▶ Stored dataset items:

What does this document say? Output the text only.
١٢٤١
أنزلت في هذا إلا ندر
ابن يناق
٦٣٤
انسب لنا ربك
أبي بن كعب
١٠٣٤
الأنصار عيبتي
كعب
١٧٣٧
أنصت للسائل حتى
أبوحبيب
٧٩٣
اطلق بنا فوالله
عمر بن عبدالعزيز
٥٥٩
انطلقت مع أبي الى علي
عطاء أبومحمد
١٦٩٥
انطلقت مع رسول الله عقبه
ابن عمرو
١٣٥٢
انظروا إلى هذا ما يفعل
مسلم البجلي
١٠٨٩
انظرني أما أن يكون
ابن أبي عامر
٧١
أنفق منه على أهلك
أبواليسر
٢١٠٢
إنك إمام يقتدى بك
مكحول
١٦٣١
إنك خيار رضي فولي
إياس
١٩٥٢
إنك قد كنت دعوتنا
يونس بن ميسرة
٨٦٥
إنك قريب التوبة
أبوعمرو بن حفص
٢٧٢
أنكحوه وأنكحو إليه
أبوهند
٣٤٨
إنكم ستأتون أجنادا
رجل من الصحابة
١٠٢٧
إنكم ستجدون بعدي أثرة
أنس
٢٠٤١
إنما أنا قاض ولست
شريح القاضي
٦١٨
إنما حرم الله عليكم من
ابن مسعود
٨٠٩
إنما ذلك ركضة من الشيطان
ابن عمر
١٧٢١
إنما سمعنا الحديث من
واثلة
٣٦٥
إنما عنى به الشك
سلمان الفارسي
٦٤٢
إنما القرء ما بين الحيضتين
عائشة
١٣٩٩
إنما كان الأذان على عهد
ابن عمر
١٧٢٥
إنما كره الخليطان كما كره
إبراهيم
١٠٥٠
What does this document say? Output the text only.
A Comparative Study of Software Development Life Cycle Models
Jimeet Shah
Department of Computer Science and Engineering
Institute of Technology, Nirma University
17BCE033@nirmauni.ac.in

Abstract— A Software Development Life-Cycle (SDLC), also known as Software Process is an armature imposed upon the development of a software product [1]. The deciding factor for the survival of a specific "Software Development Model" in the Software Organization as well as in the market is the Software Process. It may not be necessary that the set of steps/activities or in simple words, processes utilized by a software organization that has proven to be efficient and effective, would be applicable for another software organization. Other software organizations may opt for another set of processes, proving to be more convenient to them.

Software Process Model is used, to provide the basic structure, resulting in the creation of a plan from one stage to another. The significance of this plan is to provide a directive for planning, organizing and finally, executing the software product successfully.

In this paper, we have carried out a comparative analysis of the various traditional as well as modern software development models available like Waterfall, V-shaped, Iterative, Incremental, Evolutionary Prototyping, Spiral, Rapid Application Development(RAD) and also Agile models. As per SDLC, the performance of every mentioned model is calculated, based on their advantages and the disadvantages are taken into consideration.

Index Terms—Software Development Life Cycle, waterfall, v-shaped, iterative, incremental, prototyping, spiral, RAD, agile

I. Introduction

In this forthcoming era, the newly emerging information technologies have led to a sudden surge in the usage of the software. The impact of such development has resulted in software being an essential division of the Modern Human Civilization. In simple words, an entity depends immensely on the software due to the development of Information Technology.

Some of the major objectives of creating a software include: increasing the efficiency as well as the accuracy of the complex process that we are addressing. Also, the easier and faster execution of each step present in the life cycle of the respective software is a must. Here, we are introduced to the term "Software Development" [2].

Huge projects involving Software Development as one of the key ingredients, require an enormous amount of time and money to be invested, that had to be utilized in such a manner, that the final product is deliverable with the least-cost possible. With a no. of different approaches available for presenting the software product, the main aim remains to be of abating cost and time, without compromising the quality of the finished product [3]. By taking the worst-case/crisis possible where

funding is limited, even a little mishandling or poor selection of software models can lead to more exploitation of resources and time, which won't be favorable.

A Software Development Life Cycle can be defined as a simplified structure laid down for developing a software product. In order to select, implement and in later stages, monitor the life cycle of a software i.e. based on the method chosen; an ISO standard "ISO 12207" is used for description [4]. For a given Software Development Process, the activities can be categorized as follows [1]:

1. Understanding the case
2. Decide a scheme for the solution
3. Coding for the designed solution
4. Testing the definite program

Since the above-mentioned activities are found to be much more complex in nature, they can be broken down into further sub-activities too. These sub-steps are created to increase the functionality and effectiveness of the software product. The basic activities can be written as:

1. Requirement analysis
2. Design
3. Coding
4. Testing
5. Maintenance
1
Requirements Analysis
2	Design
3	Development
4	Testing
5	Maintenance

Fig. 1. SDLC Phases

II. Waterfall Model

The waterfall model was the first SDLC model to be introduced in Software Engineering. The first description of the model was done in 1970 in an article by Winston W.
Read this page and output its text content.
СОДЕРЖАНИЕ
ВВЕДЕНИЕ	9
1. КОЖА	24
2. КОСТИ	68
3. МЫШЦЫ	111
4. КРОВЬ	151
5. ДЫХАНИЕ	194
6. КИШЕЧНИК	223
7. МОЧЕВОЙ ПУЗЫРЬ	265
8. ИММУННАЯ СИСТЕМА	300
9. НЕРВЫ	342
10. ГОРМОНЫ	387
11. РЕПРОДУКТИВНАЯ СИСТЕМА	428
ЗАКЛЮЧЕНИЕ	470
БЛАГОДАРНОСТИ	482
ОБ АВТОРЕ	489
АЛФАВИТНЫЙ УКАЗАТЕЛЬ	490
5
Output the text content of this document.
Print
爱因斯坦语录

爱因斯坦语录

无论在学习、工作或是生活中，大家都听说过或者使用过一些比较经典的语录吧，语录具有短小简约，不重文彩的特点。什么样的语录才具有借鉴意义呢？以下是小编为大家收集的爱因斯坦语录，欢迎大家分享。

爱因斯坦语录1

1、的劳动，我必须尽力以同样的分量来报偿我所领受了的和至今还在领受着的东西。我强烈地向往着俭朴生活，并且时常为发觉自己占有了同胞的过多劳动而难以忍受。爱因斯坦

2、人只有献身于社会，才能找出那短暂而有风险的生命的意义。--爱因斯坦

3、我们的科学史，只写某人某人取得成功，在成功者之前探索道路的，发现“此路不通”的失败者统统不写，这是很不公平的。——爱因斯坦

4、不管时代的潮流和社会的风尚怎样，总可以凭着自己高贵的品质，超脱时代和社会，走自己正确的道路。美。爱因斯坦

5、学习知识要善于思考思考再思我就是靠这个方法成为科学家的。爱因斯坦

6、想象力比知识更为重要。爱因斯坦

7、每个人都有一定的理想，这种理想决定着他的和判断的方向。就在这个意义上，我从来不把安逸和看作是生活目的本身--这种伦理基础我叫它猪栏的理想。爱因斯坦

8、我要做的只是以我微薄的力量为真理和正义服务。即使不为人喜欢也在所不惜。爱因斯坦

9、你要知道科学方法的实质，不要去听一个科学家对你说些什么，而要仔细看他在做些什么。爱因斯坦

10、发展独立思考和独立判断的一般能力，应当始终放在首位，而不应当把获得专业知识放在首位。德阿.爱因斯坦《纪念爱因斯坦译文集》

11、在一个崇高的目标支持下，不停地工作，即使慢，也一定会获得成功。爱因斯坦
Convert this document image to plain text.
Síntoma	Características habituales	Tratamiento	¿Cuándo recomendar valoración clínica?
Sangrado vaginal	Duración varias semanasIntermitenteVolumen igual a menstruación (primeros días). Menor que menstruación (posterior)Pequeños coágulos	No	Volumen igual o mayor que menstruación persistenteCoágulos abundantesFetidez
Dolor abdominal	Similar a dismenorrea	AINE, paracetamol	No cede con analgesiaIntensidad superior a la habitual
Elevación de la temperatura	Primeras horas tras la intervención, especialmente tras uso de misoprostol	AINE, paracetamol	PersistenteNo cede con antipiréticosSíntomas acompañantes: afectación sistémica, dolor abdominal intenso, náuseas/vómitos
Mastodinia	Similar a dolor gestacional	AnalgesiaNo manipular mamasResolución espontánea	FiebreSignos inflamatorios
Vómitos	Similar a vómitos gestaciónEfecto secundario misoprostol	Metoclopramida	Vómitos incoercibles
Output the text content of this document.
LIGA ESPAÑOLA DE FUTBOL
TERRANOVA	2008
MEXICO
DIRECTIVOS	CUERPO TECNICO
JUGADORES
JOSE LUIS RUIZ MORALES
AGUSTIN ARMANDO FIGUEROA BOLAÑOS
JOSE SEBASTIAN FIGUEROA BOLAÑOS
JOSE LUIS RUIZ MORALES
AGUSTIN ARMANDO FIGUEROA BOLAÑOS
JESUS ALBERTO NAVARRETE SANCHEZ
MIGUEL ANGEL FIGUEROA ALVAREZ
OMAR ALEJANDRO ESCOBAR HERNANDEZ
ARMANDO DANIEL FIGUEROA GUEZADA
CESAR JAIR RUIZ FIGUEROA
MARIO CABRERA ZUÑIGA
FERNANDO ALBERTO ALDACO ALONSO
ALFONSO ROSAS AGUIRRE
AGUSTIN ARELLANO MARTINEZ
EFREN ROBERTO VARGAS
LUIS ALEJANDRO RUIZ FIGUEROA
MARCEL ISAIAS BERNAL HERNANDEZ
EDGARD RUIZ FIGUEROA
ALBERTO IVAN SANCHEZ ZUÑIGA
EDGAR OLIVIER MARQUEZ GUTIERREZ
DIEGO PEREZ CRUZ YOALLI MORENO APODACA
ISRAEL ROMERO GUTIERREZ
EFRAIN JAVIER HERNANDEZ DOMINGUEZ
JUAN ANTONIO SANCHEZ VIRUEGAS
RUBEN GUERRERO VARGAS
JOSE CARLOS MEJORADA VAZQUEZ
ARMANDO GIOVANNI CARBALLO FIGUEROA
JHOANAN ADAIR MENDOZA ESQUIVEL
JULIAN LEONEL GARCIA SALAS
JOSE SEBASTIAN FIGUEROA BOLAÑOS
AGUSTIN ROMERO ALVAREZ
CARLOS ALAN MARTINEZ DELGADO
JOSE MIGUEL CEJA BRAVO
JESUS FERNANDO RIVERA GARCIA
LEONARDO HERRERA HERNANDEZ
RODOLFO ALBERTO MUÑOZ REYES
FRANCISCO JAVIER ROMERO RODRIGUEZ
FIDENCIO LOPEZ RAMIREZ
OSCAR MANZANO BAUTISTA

▶ AIM OF THE EXERCISE:
Find the word "JAVIER" in the data and copy out each line where it turns up.

▶ WRITTEN RESPONSE:
EFRAIN JAVIER HERNANDEZ DOMINGUEZ
FRANCISCO JAVIER ROMERO RODRIGUEZ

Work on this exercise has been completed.